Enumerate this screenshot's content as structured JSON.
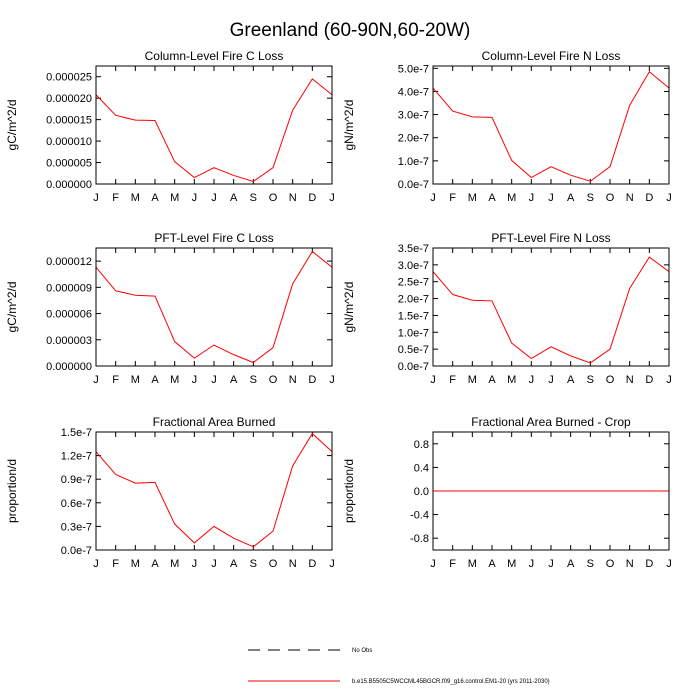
{
  "figure_title": "Greenland (60-90N,60-20W)",
  "months": [
    "J",
    "F",
    "M",
    "A",
    "M",
    "J",
    "J",
    "A",
    "S",
    "O",
    "N",
    "D",
    "J"
  ],
  "legend": {
    "obs_label": "No Obs",
    "model_label": "b.e15.B5505C5WCCML45BGCR.f09_g16.control.EM1-20 (yrs 2011-2030)",
    "model_color": "#ff0000",
    "obs_color": "#000000"
  },
  "chart_data": [
    {
      "type": "line",
      "title": "Column-Level Fire C Loss",
      "ylabel": "gC/m^2/d",
      "ylim": [
        0,
        2.75e-05
      ],
      "yticks": [
        0,
        5e-06,
        1e-05,
        1.5e-05,
        2e-05,
        2.5e-05
      ],
      "ytick_labels": [
        "0.000000",
        "0.000005",
        "0.000010",
        "0.000015",
        "0.000020",
        "0.000025"
      ],
      "series": [
        {
          "name": "model",
          "values": [
            2.08e-05,
            1.6e-05,
            1.49e-05,
            1.48e-05,
            5.2e-06,
            1.5e-06,
            3.8e-06,
            2e-06,
            6e-07,
            3.8e-06,
            1.72e-05,
            2.45e-05,
            2.08e-05
          ]
        }
      ]
    },
    {
      "type": "line",
      "title": "Column-Level Fire N Loss",
      "ylabel": "gN/m^2/d",
      "ylim": [
        0,
        5.1e-07
      ],
      "yticks": [
        0,
        1e-07,
        2e-07,
        3e-07,
        4e-07,
        5e-07
      ],
      "ytick_labels": [
        "0.0e-7",
        "1.0e-7",
        "2.0e-7",
        "3.0e-7",
        "4.0e-7",
        "5.0e-7"
      ],
      "series": [
        {
          "name": "model",
          "values": [
            4.15e-07,
            3.15e-07,
            2.9e-07,
            2.88e-07,
            1.02e-07,
            2.8e-08,
            7.5e-08,
            3.8e-08,
            1.2e-08,
            7.5e-08,
            3.4e-07,
            4.85e-07,
            4.15e-07
          ]
        }
      ]
    },
    {
      "type": "line",
      "title": "PFT-Level Fire C Loss",
      "ylabel": "gC/m^2/d",
      "ylim": [
        0,
        1.35e-05
      ],
      "yticks": [
        0,
        3e-06,
        6e-06,
        9e-06,
        1.2e-05
      ],
      "ytick_labels": [
        "0.000000",
        "0.000003",
        "0.000006",
        "0.000009",
        "0.000012"
      ],
      "series": [
        {
          "name": "model",
          "values": [
            1.13e-05,
            8.6e-06,
            8.1e-06,
            8e-06,
            2.8e-06,
            9e-07,
            2.4e-06,
            1.3e-06,
            4e-07,
            2.1e-06,
            9.4e-06,
            1.31e-05,
            1.13e-05
          ]
        }
      ]
    },
    {
      "type": "line",
      "title": "PFT-Level Fire N Loss",
      "ylabel": "gN/m^2/d",
      "ylim": [
        0,
        3.5e-07
      ],
      "yticks": [
        0,
        5e-08,
        1e-07,
        1.5e-07,
        2e-07,
        2.5e-07,
        3e-07,
        3.5e-07
      ],
      "ytick_labels": [
        "0.0e-7",
        "0.5e-7",
        "1.0e-7",
        "1.5e-7",
        "2.0e-7",
        "2.5e-7",
        "3.0e-7",
        "3.5e-7"
      ],
      "series": [
        {
          "name": "model",
          "values": [
            2.8e-07,
            2.12e-07,
            1.95e-07,
            1.93e-07,
            6.8e-08,
            2.2e-08,
            5.7e-08,
            3e-08,
            9e-09,
            5e-08,
            2.3e-07,
            3.23e-07,
            2.8e-07
          ]
        }
      ]
    },
    {
      "type": "line",
      "title": "Fractional Area Burned",
      "ylabel": "proportion/d",
      "ylim": [
        0,
        1.5e-07
      ],
      "yticks": [
        0,
        3e-08,
        6e-08,
        9e-08,
        1.2e-07,
        1.5e-07
      ],
      "ytick_labels": [
        "0.0e-7",
        "0.3e-7",
        "0.6e-7",
        "0.9e-7",
        "1.2e-7",
        "1.5e-7"
      ],
      "series": [
        {
          "name": "model",
          "values": [
            1.25e-07,
            9.6e-08,
            8.5e-08,
            8.6e-08,
            3.3e-08,
            9e-09,
            3e-08,
            1.5e-08,
            4e-09,
            2.4e-08,
            1.07e-07,
            1.48e-07,
            1.25e-07
          ]
        }
      ]
    },
    {
      "type": "line",
      "title": "Fractional Area Burned - Crop",
      "ylabel": "proportion/d",
      "ylim": [
        -1.0,
        1.0
      ],
      "yticks": [
        -0.8,
        -0.4,
        0,
        0.4,
        0.8
      ],
      "ytick_labels": [
        "-0.8",
        "-0.4",
        "0.0",
        "0.4",
        "0.8"
      ],
      "series": [
        {
          "name": "model",
          "values": [
            0,
            0,
            0,
            0,
            0,
            0,
            0,
            0,
            0,
            0,
            0,
            0,
            0
          ]
        }
      ]
    }
  ]
}
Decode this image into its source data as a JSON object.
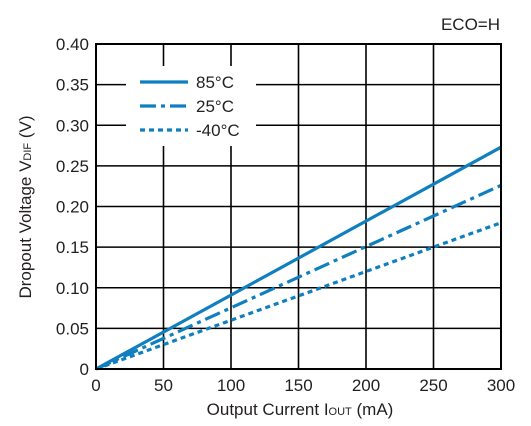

§

EXERCISE DIRECTIONS =>
Quote the data exactly, leaving every image out of the copy.

THE RESPONSE =>
Enumerate this screenshot's content as structured JSON.
{
  "figure_title": "Greenland (60-90N,60-20W)",
  "months": [
    "J",
    "F",
    "M",
    "A",
    "M",
    "J",
    "J",
    "A",
    "S",
    "O",
    "N",
    "D",
    "J"
  ],
  "legend": {
    "obs_label": "No Obs",
    "model_label": "b.e15.B5505C5WCCML45BGCR.f09_g16.control.EM1-20 (yrs 2011-2030)",
    "model_color": "#ff0000",
    "obs_color": "#000000"
  },
  "chart_data": [
    {
      "type": "line",
      "title": "Column-Level Fire C Loss",
      "ylabel": "gC/m^2/d",
      "ylim": [
        0,
        2.75e-05
      ],
      "yticks": [
        0,
        5e-06,
        1e-05,
        1.5e-05,
        2e-05,
        2.5e-05
      ],
      "ytick_labels": [
        "0.000000",
        "0.000005",
        "0.000010",
        "0.000015",
        "0.000020",
        "0.000025"
      ],
      "series": [
        {
          "name": "model",
          "values": [
            2.08e-05,
            1.6e-05,
            1.49e-05,
            1.48e-05,
            5.2e-06,
            1.5e-06,
            3.8e-06,
            2e-06,
            6e-07,
            3.8e-06,
            1.72e-05,
            2.45e-05,
            2.08e-05
          ]
        }
      ]
    },
    {
      "type": "line",
      "title": "Column-Level Fire N Loss",
      "ylabel": "gN/m^2/d",
      "ylim": [
        0,
        5.1e-07
      ],
      "yticks": [
        0,
        1e-07,
        2e-07,
        3e-07,
        4e-07,
        5e-07
      ],
      "ytick_labels": [
        "0.0e-7",
        "1.0e-7",
        "2.0e-7",
        "3.0e-7",
        "4.0e-7",
        "5.0e-7"
      ],
      "series": [
        {
          "name": "model",
          "values": [
            4.15e-07,
            3.15e-07,
            2.9e-07,
            2.88e-07,
            1.02e-07,
            2.8e-08,
            7.5e-08,
            3.8e-08,
            1.2e-08,
            7.5e-08,
            3.4e-07,
            4.85e-07,
            4.15e-07
          ]
        }
      ]
    },
    {
      "type": "line",
      "title": "PFT-Level Fire C Loss",
      "ylabel": "gC/m^2/d",
      "ylim": [
        0,
        1.35e-05
      ],
      "yticks": [
        0,
        3e-06,
        6e-06,
        9e-06,
        1.2e-05
      ],
      "ytick_labels": [
        "0.000000",
        "0.000003",
        "0.000006",
        "0.000009",
        "0.000012"
      ],
      "series": [
        {
          "name": "model",
          "values": [
            1.13e-05,
            8.6e-06,
            8.1e-06,
            8e-06,
            2.8e-06,
            9e-07,
            2.4e-06,
            1.3e-06,
            4e-07,
            2.1e-06,
            9.4e-06,
            1.31e-05,
            1.13e-05
          ]
        }
      ]
    },
    {
      "type": "line",
      "title": "PFT-Level Fire N Loss",
      "ylabel": "gN/m^2/d",
      "ylim": [
        0,
        3.5e-07
      ],
      "yticks": [
        0,
        5e-08,
        1e-07,
        1.5e-07,
        2e-07,
        2.5e-07,
        3e-07,
        3.5e-07
      ],
      "ytick_labels": [
        "0.0e-7",
        "0.5e-7",
        "1.0e-7",
        "1.5e-7",
        "2.0e-7",
        "2.5e-7",
        "3.0e-7",
        "3.5e-7"
      ],
      "series": [
        {
          "name": "model",
          "values": [
            2.8e-07,
            2.12e-07,
            1.95e-07,
            1.93e-07,
            6.8e-08,
            2.2e-08,
            5.7e-08,
            3e-08,
            9e-09,
            5e-08,
            2.3e-07,
            3.23e-07,
            2.8e-07
          ]
        }
      ]
    },
    {
      "type": "line",
      "title": "Fractional Area Burned",
      "ylabel": "proportion/d",
      "ylim": [
        0,
        1.5e-07
      ],
      "yticks": [
        0,
        3e-08,
        6e-08,
        9e-08,
        1.2e-07,
        1.5e-07
      ],
      "ytick_labels": [
        "0.0e-7",
        "0.3e-7",
        "0.6e-7",
        "0.9e-7",
        "1.2e-7",
        "1.5e-7"
      ],
      "series": [
        {
          "name": "model",
          "values": [
            1.25e-07,
            9.6e-08,
            8.5e-08,
            8.6e-08,
            3.3e-08,
            9e-09,
            3e-08,
            1.5e-08,
            4e-09,
            2.4e-08,
            1.07e-07,
            1.48e-07,
            1.25e-07
          ]
        }
      ]
    },
    {
      "type": "line",
      "title": "Fractional Area Burned - Crop",
      "ylabel": "proportion/d",
      "ylim": [
        -1.0,
        1.0
      ],
      "yticks": [
        -0.8,
        -0.4,
        0,
        0.4,
        0.8
      ],
      "ytick_labels": [
        "-0.8",
        "-0.4",
        "0.0",
        "0.4",
        "0.8"
      ],
      "series": [
        {
          "name": "model",
          "values": [
            0,
            0,
            0,
            0,
            0,
            0,
            0,
            0,
            0,
            0,
            0,
            0,
            0
          ]
        }
      ]
    }
  ]
}
Decode this image into its source data as a JSON object.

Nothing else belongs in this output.